(What the exercise asks): Your reply should be one number: the count of lines holding the word "suatu".

______

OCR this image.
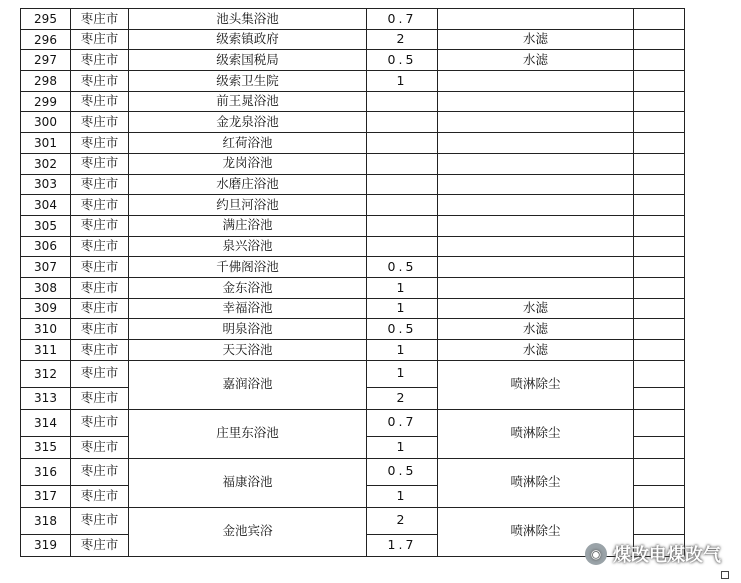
295	枣庄市	池头集浴池	0.7		
296	枣庄市	级索镇政府	2	水滤	
297	枣庄市	级索国税局	0.5	水滤	
298	枣庄市	级索卫生院	1		
299	枣庄市	前王晁浴池			
300	枣庄市	金龙泉浴池			
301	枣庄市	红荷浴池			
302	枣庄市	龙岗浴池			
303	枣庄市	水磨庄浴池			
304	枣庄市	约旦河浴池			
305	枣庄市	满庄浴池			
306	枣庄市	泉兴浴池			
307	枣庄市	千佛阁浴池	0.5		
308	枣庄市	金东浴池	1		
309	枣庄市	幸福浴池	1	水滤	
310	枣庄市	明泉浴池	0.5	水滤	
311	枣庄市	天天浴池	1	水滤	
312	枣庄市	嘉润浴池	1	喷淋除尘	
313	枣庄市		2		
314	枣庄市	庄里东浴池	0.7	喷淋除尘	
315	枣庄市		1		
316	枣庄市	福康浴池	0.5	喷淋除尘	
317	枣庄市		1		
318	枣庄市	金池宾浴	2	喷淋除尘	
319	枣庄市		1.7		
◉ 煤改电煤改气
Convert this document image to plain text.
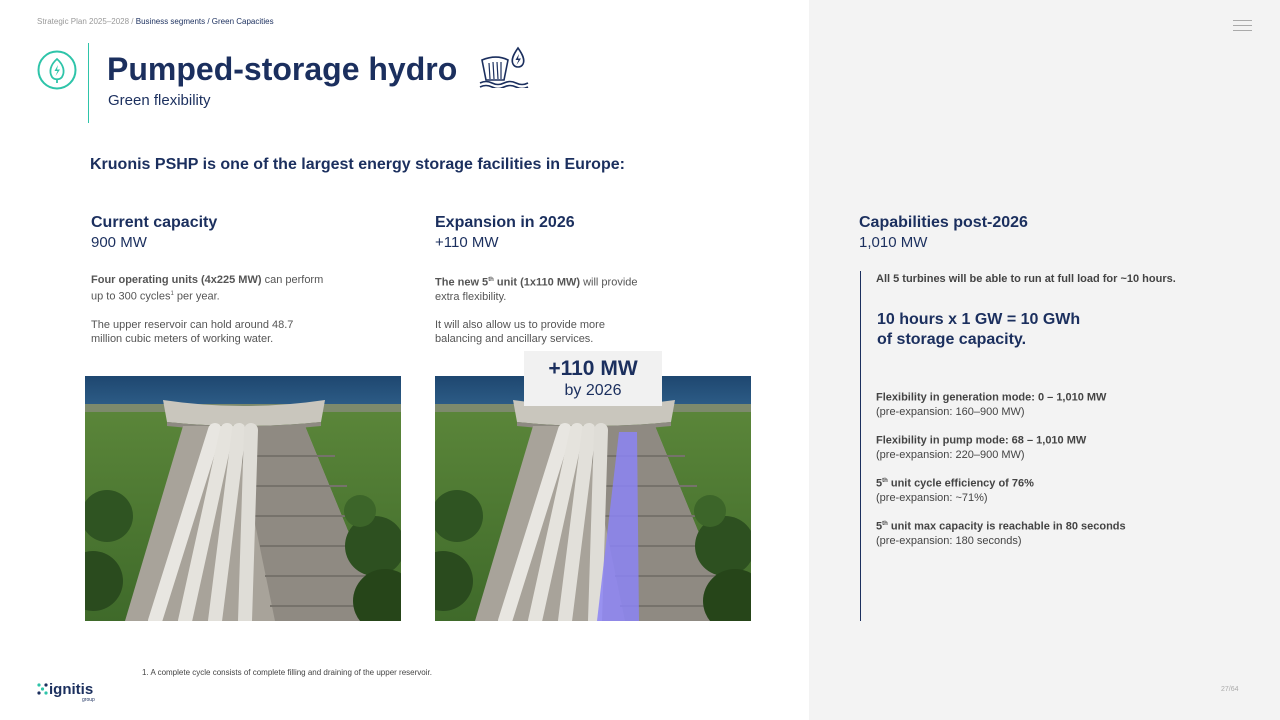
Strategic Plan 2025–2028 / Business segments / Green Capacities
Pumped-storage hydro
Green flexibility
Kruonis PSHP is one of the largest energy storage facilities in Europe:
Current capacity
900 MW

Four operating units (4x225 MW) can perform
up to 300 cycles$^1$ per year.

The upper reservoir can hold around 48.7
million cubic meters of working water.

Expansion in 2026
+110 MW

The new 5th unit (1x110 MW) will provide
extra flexibility.

It will also allow us to provide more
balancing and ancillary services.

+110 MW
by 2026
Capabilities post-2026
1,010 MW
All 5 turbines will be able to run at full load for ~10 hours.
10 hours x 1 GW = 10 GWh
of storage capacity.
Flexibility in generation mode: 0 – 1,010 MW
(pre-expansion: 160–900 MW)
Flexibility in pump mode: 68 – 1,010 MW
(pre-expansion: 220–900 MW)
5th unit cycle efficiency of 76%
(pre-expansion: ~71%)
5th unit max capacity is reachable in 80 seconds
(pre-expansion: 180 seconds)
1. A complete cycle consists of complete filling and draining of the upper reservoir.
ignitis
group
27/64
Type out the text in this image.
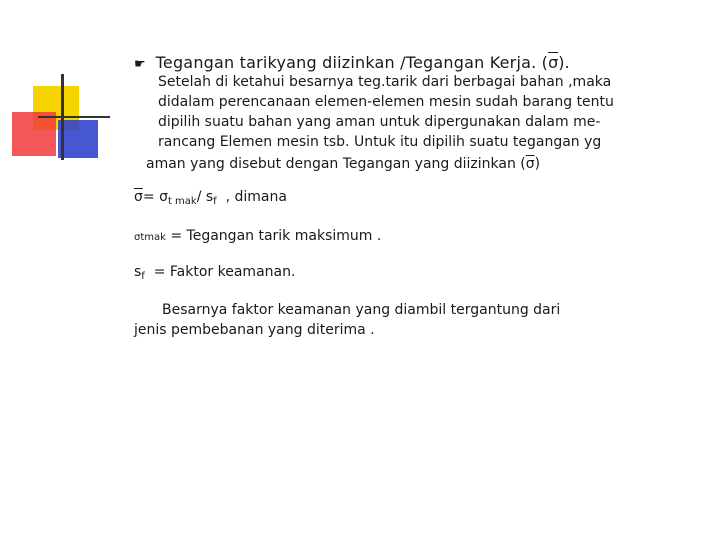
☛ Tegangan tarikyang diizinkan /Tegangan Kerja. $(\overline{\sigma})$.
Setelah di ketahui besarnya teg.tarik dari berbagai bahan ,maka
didalam perencanaan elemen-elemen mesin sudah barang tentu
dipilih suatu bahan yang aman untuk dipergunakan dalam me-
rancang Elemen mesin tsb. Untuk itu dipilih suatu tegangan yg
aman yang disebut dengan Tegangan yang diizinkan $(\overline{\sigma})$
$\overline{\sigma}= \sigma_{t mak}/$ $s_f$ , dimana
σtmak = Tegangan tarik maksimum .
$s_f$ = Faktor keamanan.
Besarnya faktor keamanan yang diambil tergantung dari
jenis pembebanan yang diterima .
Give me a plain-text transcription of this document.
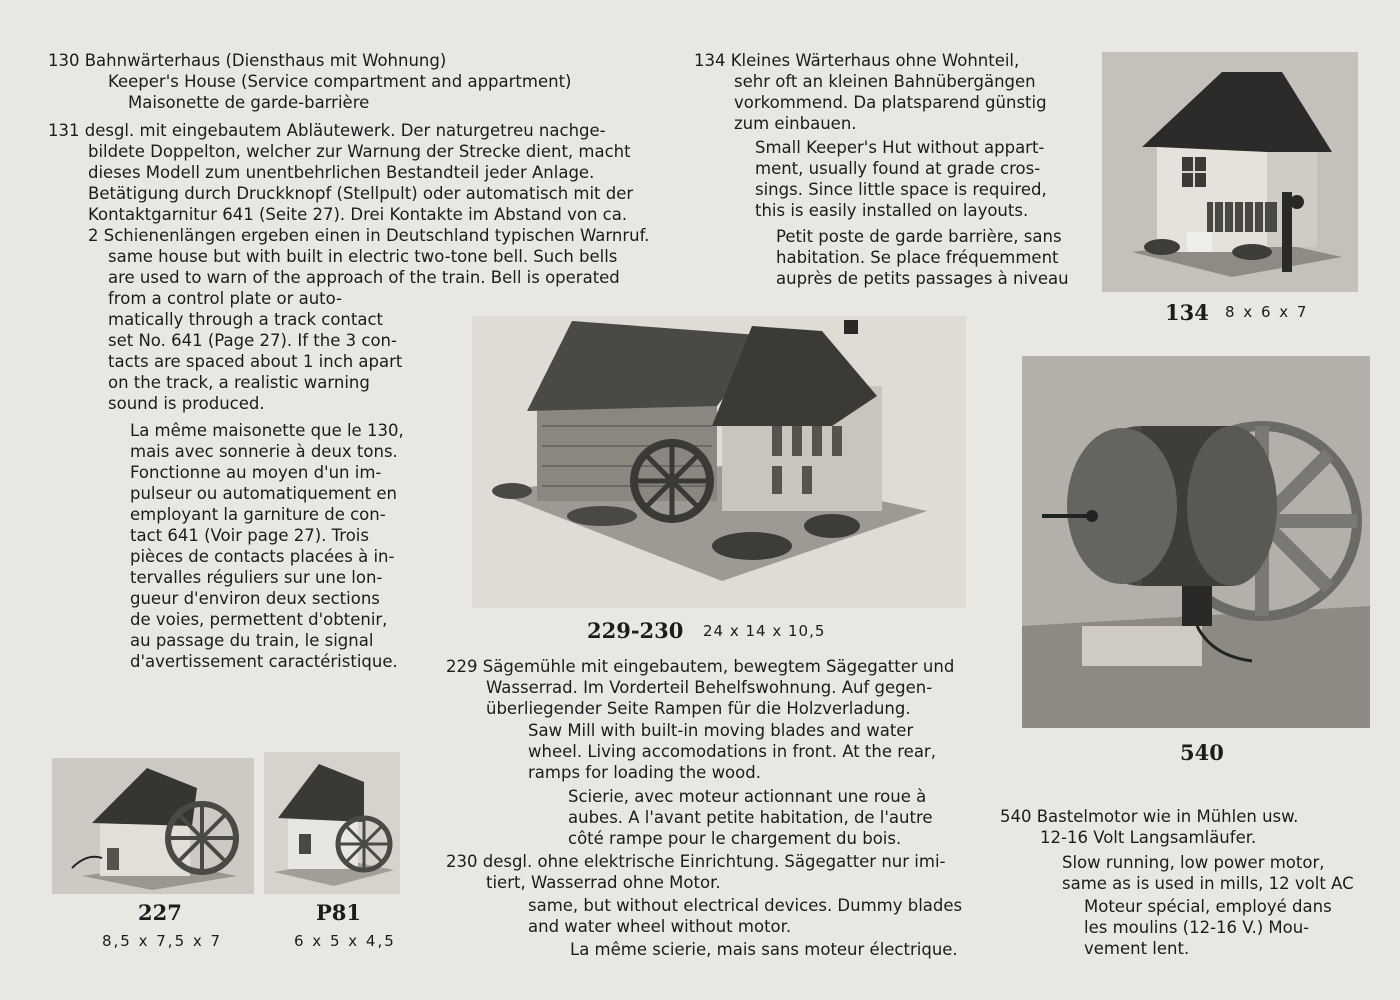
130 Bahnwärterhaus (Diensthaus mit Wohnung)
Keeper's House (Service compartment and appartment)
Maisonette de garde-barrière
131 desgl. mit eingebautem Abläutewerk. Der naturgetreu nachge-
bildete Doppelton, welcher zur Warnung der Strecke dient, macht
dieses Modell zum unentbehrlichen Bestandteil jeder Anlage.
Betätigung durch Druckknopf (Stellpult) oder automatisch mit der
Kontaktgarnitur 641 (Seite 27). Drei Kontakte im Abstand von ca.
2 Schienenlängen ergeben einen in Deutschland typischen Warnruf.
same house but with built in electric two-tone bell. Such bells
are used to warn of the approach of the train. Bell is operated
from a control plate or auto-
matically through a track contact
set No. 641 (Page 27). If the 3 con-
tacts are spaced about 1 inch apart
on the track, a realistic warning
sound is produced.
La même maisonette que le 130,
mais avec sonnerie à deux tons.
Fonctionne au moyen d'un im-
pulseur ou automatiquement en
employant la garniture de con-
tact 641 (Voir page 27). Trois
pièces de contacts placées à in-
tervalles réguliers sur une lon-
gueur d'environ deux sections
de voies, permettent d'obtenir,
au passage du train, le signal
d'avertissement caractéristique.
134 Kleines Wärterhaus ohne Wohnteil,
sehr oft an kleinen Bahnübergängen
vorkommend. Da platsparend günstig
zum einbauen.
Small Keeper's Hut without appart-
ment, usually found at grade cros-
sings. Since little space is required,
this is easily installed on layouts.
Petit poste de garde barrière, sans
habitation. Se place fréquemment
auprès de petits passages à niveau
134 8 x 6 x 7
229-230 24 x 14 x 10,5
229 Sägemühle mit eingebautem, bewegtem Sägegatter und
Wasserrad. Im Vorderteil Behelfswohnung. Auf gegen-
überliegender Seite Rampen für die Holzverladung.
Saw Mill with built-in moving blades and water
wheel. Living accomodations in front. At the rear,
ramps for loading the wood.
Scierie, avec moteur actionnant une roue à
aubes. A l'avant petite habitation, de l'autre
côté rampe pour le chargement du bois.
230 desgl. ohne elektrische Einrichtung. Sägegatter nur imi-
tiert, Wasserrad ohne Motor.
same, but without electrical devices. Dummy blades
and water wheel without motor.
La même scierie, mais sans moteur électrique.
540
540 Bastelmotor wie in Mühlen usw.
12-16 Volt Langsamläufer.
Slow running, low power motor,
same as is used in mills, 12 volt AC
Moteur spécial, employé dans
les moulins (12-16 V.) Mou-
vement lent.
227
8,5 x 7,5 x 7
P81
6 x 5 x 4,5
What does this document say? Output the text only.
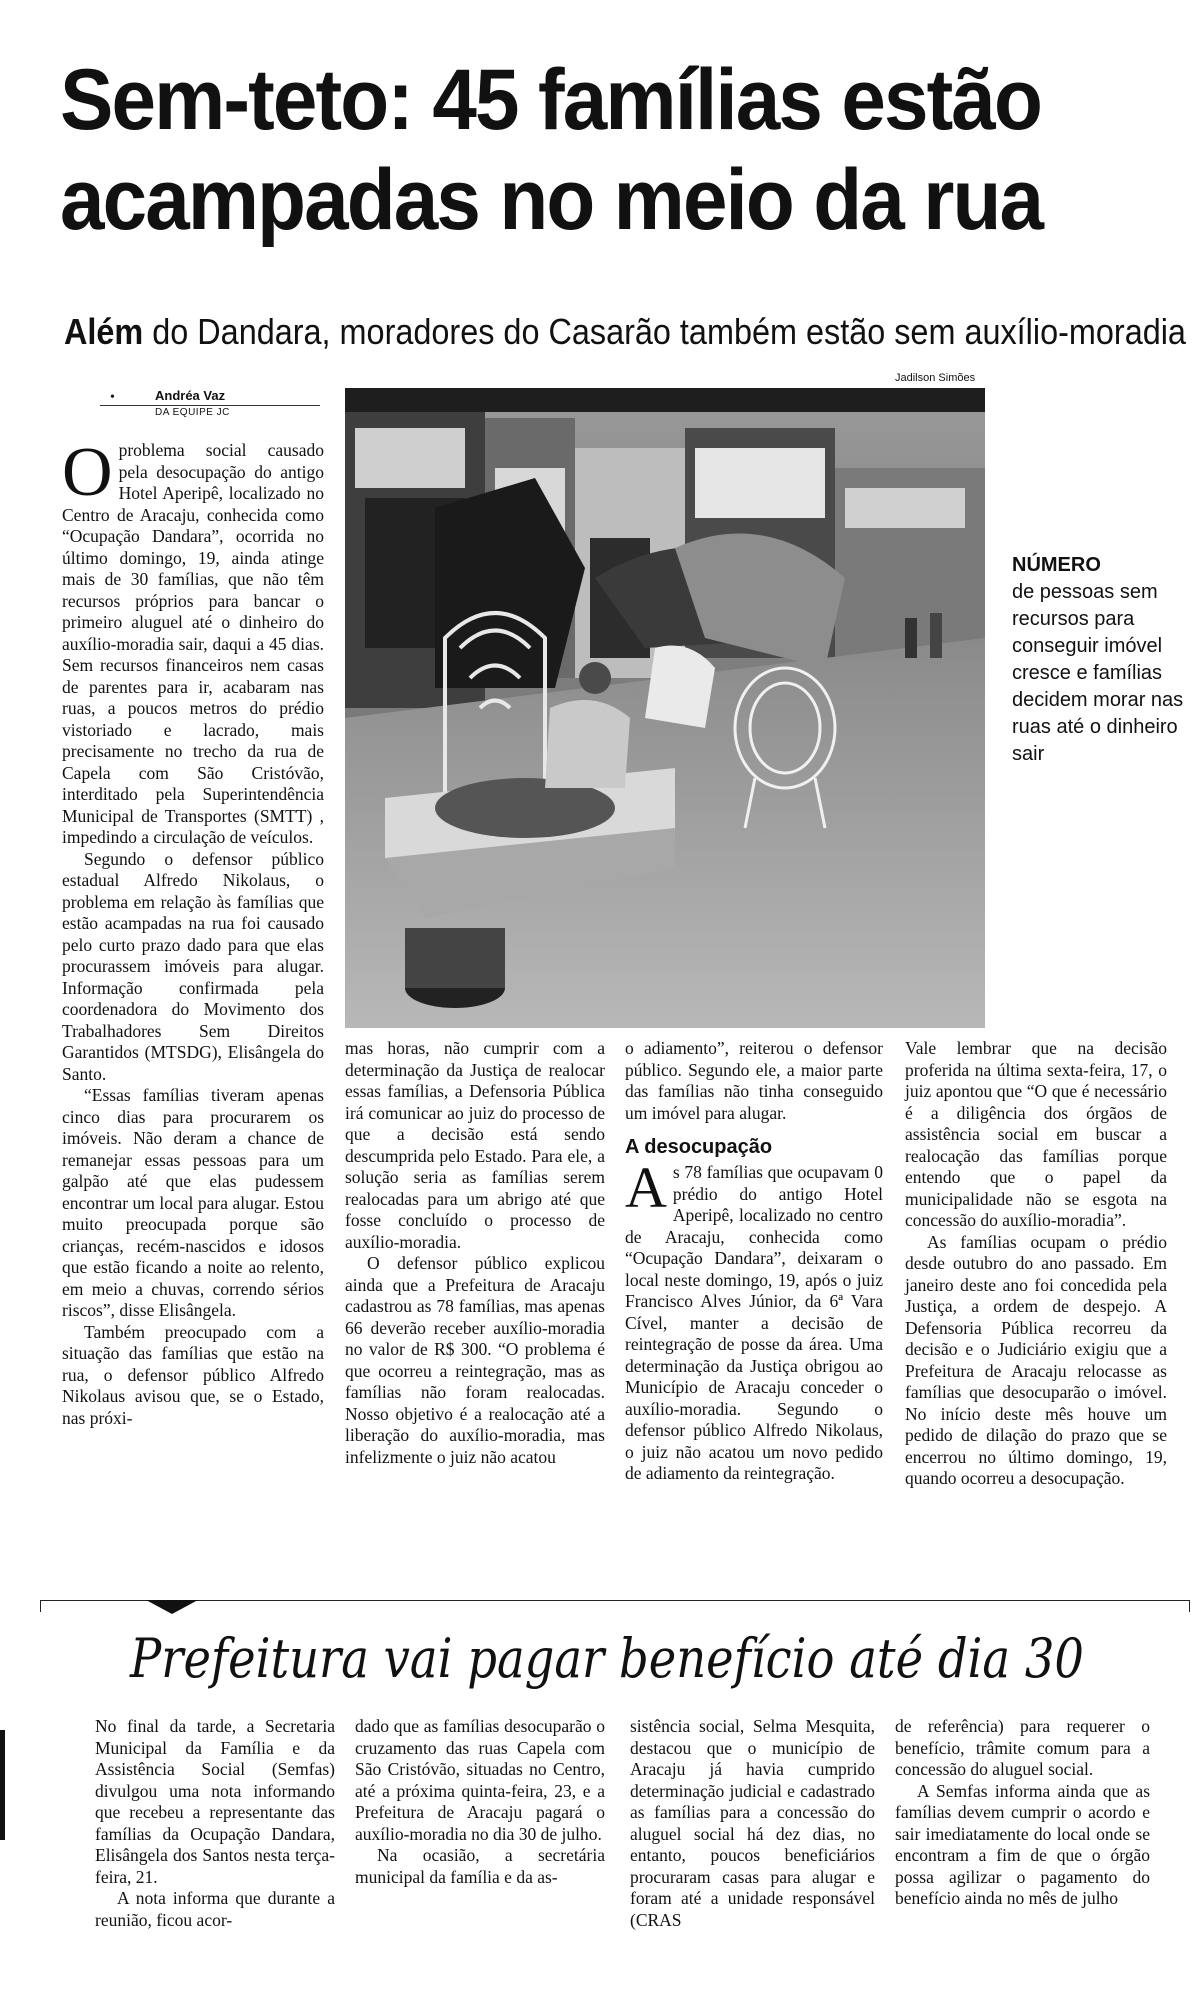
Sem-teto: 45 famílias estão
acampadas no meio da rua
Além do Dandara, moradores do Casarão também estão sem auxílio-moradia
•	Andréa Vaz
DA EQUIPE JC
Jadilson Simões
NÚMERO
de pessoas sem recursos para conseguir imóvel cresce e famílias decidem morar nas ruas até o dinheiro sair

Oproblema social causado pela desocupação do antigo Hotel Aperipê, localizado no Centro de Aracaju, conhecida como “Ocupação Dandara”, ocorrida no último domingo, 19, ainda atinge mais de 30 famílias, que não têm recursos próprios para bancar o primeiro aluguel até o dinheiro do auxílio-moradia sair, daqui a 45 dias. Sem recursos financeiros nem casas de parentes para ir, acabaram nas ruas, a poucos metros do prédio vistoriado e lacrado, mais precisamente no trecho da rua de Capela com São Cristóvão, interditado pela Superintendência Municipal de Transportes (SMTT) , impedindo a circulação de veículos.

Segundo o defensor público estadual Alfredo Nikolaus, o problema em relação às famílias que estão acampadas na rua foi causado pelo curto prazo dado para que elas procurassem imóveis para alugar. Informação confirmada pela coordenadora do Movimento dos Trabalhadores Sem Direitos Garantidos (MTSDG), Elisângela do Santo.

“Essas famílias tiveram apenas cinco dias para procurarem os imóveis. Não deram a chance de remanejar essas pessoas para um galpão até que elas pudessem encontrar um local para alugar. Estou muito preocupada porque são crianças, recém-nascidos e idosos que estão ficando a noite ao relento, em meio a chuvas, correndo sérios riscos”, disse Elisângela.

Também preocupado com a situação das famílias que estão na rua, o defensor público Alfredo Nikolaus avisou que, se o Estado, nas próxi-

mas horas, não cumprir com a determinação da Justiça de realocar essas famílias, a Defensoria Pública irá comunicar ao juiz do processo de que a decisão está sendo descumprida pelo Estado. Para ele, a solução seria as famílias serem realocadas para um abrigo até que fosse concluído o processo de auxílio-moradia.

O defensor público explicou ainda que a Prefeitura de Aracaju cadastrou as 78 famílias, mas apenas 66 deverão receber auxílio-moradia no valor de R$ 300. “O problema é que ocorreu a reintegração, mas as famílias não foram realocadas. Nosso objetivo é a realocação até a liberação do auxílio-moradia, mas infelizmente o juiz não acatou

o adiamento”, reiterou o defensor público. Segundo ele, a maior parte das famílias não tinha conseguido um imóvel para alugar.

A desocupação

As 78 famílias que ocupavam 0 prédio do antigo Hotel Aperipê, localizado no centro de Aracaju, conhecida como “Ocupação Dandara”, deixaram o local neste domingo, 19, após o juiz Francisco Alves Júnior, da 6ª Vara Cível, manter a decisão de reintegração de posse da área. Uma determinação da Justiça obrigou ao Município de Aracaju conceder o auxílio-moradia. Segundo o defensor público Alfredo Nikolaus, o juiz não acatou um novo pedido de adiamento da reintegração.

Vale lembrar que na decisão proferida na última sexta-feira, 17, o juiz apontou que “O que é necessário é a diligência dos órgãos de assistência social em buscar a realocação das famílias porque entendo que o papel da municipalidade não se esgota na concessão do auxílio-moradia”.

As famílias ocupam o prédio desde outubro do ano passado. Em janeiro deste ano foi concedida pela Justiça, a ordem de despejo. A Defensoria Pública recorreu da decisão e o Judiciário exigiu que a Prefeitura de Aracaju relocasse as famílias que desocuparão o imóvel. No início deste mês houve um pedido de dilação do prazo que se encerrou no último domingo, 19, quando ocorreu a desocupação.

Prefeitura vai pagar benefício até dia 30

No final da tarde, a Secretaria Municipal da Família e da Assistência Social (Semfas) divulgou uma nota informando que recebeu a representante das famílias da Ocupação Dandara, Elisângela dos Santos nesta terça-feira, 21.

A nota informa que durante a reunião, ficou acor-

dado que as famílias desocuparão o cruzamento das ruas Capela com São Cristóvão, situadas no Centro, até a próxima quinta-feira, 23, e a Prefeitura de Aracaju pagará o auxílio-moradia no dia 30 de julho.

Na ocasião, a secretária municipal da família e da as-

sistência social, Selma Mesquita, destacou que o município de Aracaju já havia cumprido determinação judicial e cadastrado as famílias para a concessão do aluguel social há dez dias, no entanto, poucos beneficiários procuraram casas para alugar e foram até a unidade responsável (CRAS

de referência) para requerer o benefício, trâmite comum para a concessão do aluguel social.

A Semfas informa ainda que as famílias devem cumprir o acordo e sair imediatamente do local onde se encontram a fim de que o órgão possa agilizar o pagamento do benefício ainda no mês de julho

______

(Exercise response): 2